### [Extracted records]
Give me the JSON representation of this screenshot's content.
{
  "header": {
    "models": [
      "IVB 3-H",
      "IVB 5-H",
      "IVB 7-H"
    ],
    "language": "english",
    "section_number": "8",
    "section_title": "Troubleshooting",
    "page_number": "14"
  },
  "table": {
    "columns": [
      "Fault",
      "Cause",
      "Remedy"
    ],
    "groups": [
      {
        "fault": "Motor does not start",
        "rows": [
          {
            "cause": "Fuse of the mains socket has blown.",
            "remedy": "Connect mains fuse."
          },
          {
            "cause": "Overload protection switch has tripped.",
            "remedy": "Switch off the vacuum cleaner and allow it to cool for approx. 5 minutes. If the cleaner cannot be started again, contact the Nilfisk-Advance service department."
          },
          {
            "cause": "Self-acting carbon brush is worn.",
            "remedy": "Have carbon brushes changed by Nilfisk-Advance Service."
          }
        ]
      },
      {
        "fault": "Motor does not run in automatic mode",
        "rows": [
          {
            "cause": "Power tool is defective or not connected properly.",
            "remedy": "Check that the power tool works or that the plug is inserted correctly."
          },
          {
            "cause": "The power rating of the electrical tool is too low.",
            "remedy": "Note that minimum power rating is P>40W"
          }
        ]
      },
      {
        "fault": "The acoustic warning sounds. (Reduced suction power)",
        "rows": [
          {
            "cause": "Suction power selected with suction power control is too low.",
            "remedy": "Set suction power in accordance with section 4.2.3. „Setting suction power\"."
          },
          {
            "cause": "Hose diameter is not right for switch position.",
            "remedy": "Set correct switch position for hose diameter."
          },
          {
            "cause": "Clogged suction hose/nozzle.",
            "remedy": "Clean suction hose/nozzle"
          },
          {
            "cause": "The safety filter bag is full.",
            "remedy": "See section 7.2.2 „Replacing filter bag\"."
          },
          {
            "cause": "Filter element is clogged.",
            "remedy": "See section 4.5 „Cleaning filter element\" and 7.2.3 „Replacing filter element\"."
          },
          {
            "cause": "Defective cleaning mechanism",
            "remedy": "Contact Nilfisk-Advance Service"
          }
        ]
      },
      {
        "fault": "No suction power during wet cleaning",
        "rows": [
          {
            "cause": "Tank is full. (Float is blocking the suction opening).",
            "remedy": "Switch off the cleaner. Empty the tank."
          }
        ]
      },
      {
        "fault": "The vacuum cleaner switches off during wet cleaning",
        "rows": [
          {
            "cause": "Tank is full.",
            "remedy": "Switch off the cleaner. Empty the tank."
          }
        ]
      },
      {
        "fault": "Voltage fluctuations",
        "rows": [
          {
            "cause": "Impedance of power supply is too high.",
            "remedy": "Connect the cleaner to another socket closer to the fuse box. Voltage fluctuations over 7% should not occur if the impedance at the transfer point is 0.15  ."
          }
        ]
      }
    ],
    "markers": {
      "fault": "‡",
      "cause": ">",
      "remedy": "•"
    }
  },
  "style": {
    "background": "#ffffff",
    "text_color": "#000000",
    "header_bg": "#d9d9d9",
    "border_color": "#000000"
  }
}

### [THE EXERCISE]
Tally the lines of the listing in which the word "full" occurs, and state the total alone.

### [RESULT OF THE TASK]
3